→ **Problem details**: Search the material and gather each line with "trên" in it.

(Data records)

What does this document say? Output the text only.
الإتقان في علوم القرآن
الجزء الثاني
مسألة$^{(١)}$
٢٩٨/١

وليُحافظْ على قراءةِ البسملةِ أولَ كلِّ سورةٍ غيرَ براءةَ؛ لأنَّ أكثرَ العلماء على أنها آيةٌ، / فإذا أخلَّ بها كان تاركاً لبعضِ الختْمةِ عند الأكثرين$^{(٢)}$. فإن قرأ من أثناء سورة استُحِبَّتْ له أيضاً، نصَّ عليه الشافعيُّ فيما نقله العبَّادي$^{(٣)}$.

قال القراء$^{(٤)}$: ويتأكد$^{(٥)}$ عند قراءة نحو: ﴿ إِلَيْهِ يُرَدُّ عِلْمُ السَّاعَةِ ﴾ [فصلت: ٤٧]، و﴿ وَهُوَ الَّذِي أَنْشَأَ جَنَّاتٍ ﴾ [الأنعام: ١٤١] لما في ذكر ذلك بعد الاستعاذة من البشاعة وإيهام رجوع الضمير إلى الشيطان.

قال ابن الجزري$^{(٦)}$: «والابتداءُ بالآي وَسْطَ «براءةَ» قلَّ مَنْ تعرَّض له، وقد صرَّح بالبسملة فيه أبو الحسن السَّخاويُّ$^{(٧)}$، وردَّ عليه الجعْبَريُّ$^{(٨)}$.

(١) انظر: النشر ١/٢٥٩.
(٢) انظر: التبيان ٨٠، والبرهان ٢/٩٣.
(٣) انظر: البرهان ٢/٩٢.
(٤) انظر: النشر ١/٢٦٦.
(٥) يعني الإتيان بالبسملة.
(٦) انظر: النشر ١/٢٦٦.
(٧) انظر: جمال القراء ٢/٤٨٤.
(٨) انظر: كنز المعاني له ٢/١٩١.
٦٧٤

---

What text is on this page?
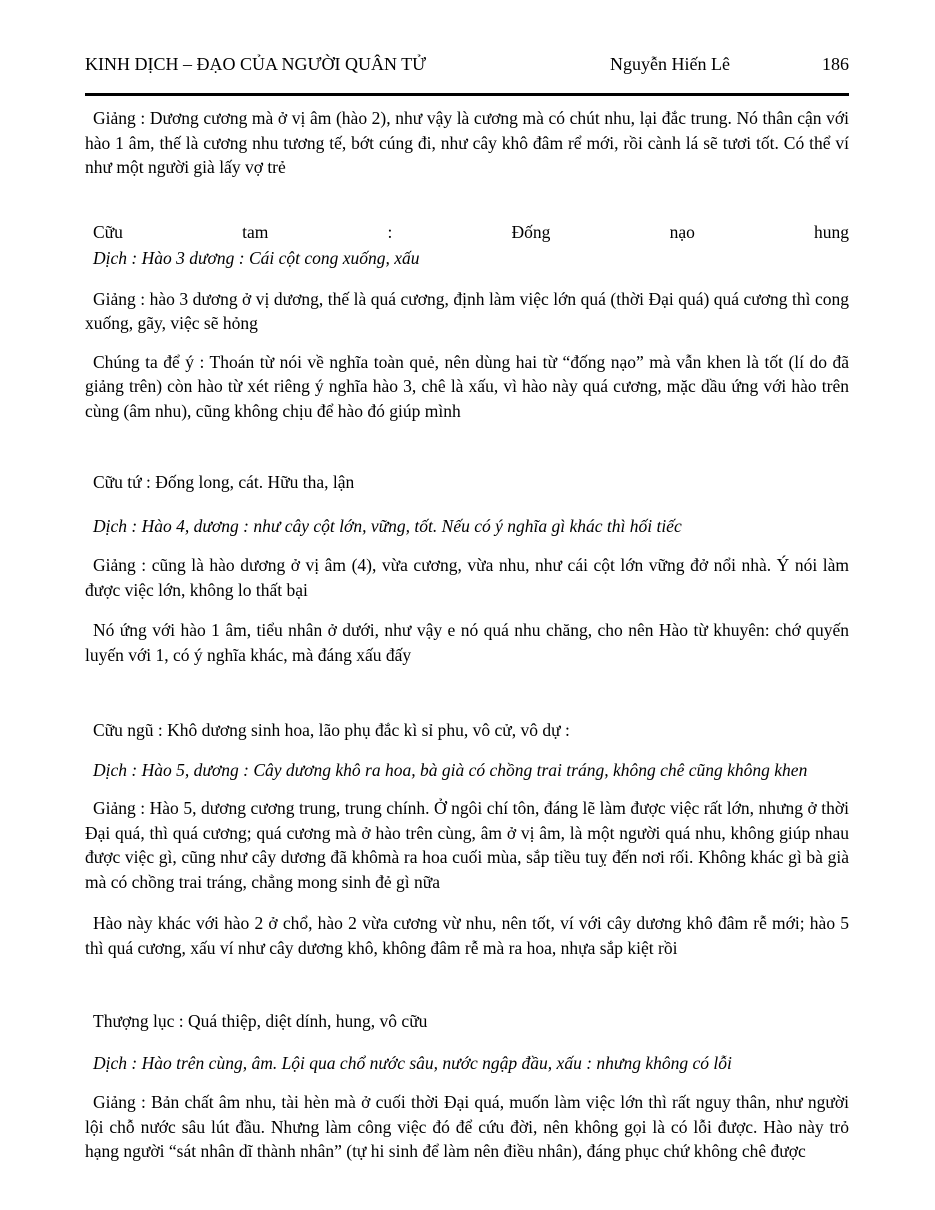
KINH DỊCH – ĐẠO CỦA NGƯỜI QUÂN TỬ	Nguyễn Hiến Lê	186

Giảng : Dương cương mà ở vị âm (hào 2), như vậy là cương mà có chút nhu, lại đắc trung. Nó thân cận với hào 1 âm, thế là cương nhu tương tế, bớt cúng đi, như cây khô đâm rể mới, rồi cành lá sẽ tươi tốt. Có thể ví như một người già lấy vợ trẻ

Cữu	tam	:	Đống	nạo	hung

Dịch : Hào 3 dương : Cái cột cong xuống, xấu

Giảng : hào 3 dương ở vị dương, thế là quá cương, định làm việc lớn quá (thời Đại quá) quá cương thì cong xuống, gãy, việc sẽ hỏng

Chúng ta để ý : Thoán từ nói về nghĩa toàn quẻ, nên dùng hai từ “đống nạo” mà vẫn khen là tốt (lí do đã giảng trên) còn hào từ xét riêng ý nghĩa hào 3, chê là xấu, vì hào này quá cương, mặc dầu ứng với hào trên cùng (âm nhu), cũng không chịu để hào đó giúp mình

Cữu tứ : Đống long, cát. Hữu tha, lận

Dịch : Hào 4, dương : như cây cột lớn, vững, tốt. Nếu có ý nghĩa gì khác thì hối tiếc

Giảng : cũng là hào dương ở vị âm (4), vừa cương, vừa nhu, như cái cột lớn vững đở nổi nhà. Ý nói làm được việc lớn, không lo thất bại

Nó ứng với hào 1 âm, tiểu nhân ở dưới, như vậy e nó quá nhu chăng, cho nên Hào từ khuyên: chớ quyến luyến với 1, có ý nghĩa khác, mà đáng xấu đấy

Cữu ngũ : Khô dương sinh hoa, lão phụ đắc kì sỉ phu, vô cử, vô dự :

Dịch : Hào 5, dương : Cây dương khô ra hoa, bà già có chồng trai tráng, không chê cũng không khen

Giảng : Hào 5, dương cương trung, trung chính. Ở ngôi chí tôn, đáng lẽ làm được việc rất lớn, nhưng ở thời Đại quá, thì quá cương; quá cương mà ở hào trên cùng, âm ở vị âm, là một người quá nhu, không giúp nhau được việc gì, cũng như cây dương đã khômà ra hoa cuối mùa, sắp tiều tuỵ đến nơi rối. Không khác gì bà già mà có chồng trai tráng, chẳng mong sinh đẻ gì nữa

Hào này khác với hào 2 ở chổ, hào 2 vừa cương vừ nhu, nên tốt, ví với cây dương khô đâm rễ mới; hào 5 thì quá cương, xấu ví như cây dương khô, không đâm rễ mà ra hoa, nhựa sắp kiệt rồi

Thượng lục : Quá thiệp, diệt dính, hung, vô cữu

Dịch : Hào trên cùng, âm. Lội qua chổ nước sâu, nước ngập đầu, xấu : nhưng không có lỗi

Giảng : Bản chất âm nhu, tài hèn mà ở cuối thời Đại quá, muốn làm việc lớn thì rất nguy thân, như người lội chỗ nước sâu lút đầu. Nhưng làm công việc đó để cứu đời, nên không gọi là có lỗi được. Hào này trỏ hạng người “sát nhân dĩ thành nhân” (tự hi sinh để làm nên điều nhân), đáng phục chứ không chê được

→ **Solution to the problem**:
Chúng ta để ý : Thoán từ nói về nghĩa toàn quẻ, nên dùng hai từ “đống nạo” mà vẫn khen là tốt (lí do đã giảng trên) còn hào từ xét riêng ý nghĩa hào 3, chê là xấu, vì hào này quá cương, mặc dầu ứng với hào trên cùng (âm nhu), cũng không chịu để hào đó giúp mình
Giảng : Hào 5, dương cương trung, trung chính. Ở ngôi chí tôn, đáng lẽ làm được việc rất lớn, nhưng ở thời Đại quá, thì quá cương; quá cương mà ở hào trên cùng, âm ở vị âm, là một người quá nhu, không giúp nhau được việc gì, cũng như cây dương đã khômà ra hoa cuối mùa, sắp tiều tuỵ đến nơi rối. Không khác gì bà già mà có chồng trai tráng, chẳng mong sinh đẻ gì nữa
Dịch : Hào trên cùng, âm. Lội qua chổ nước sâu, nước ngập đầu, xấu : nhưng không có lỗi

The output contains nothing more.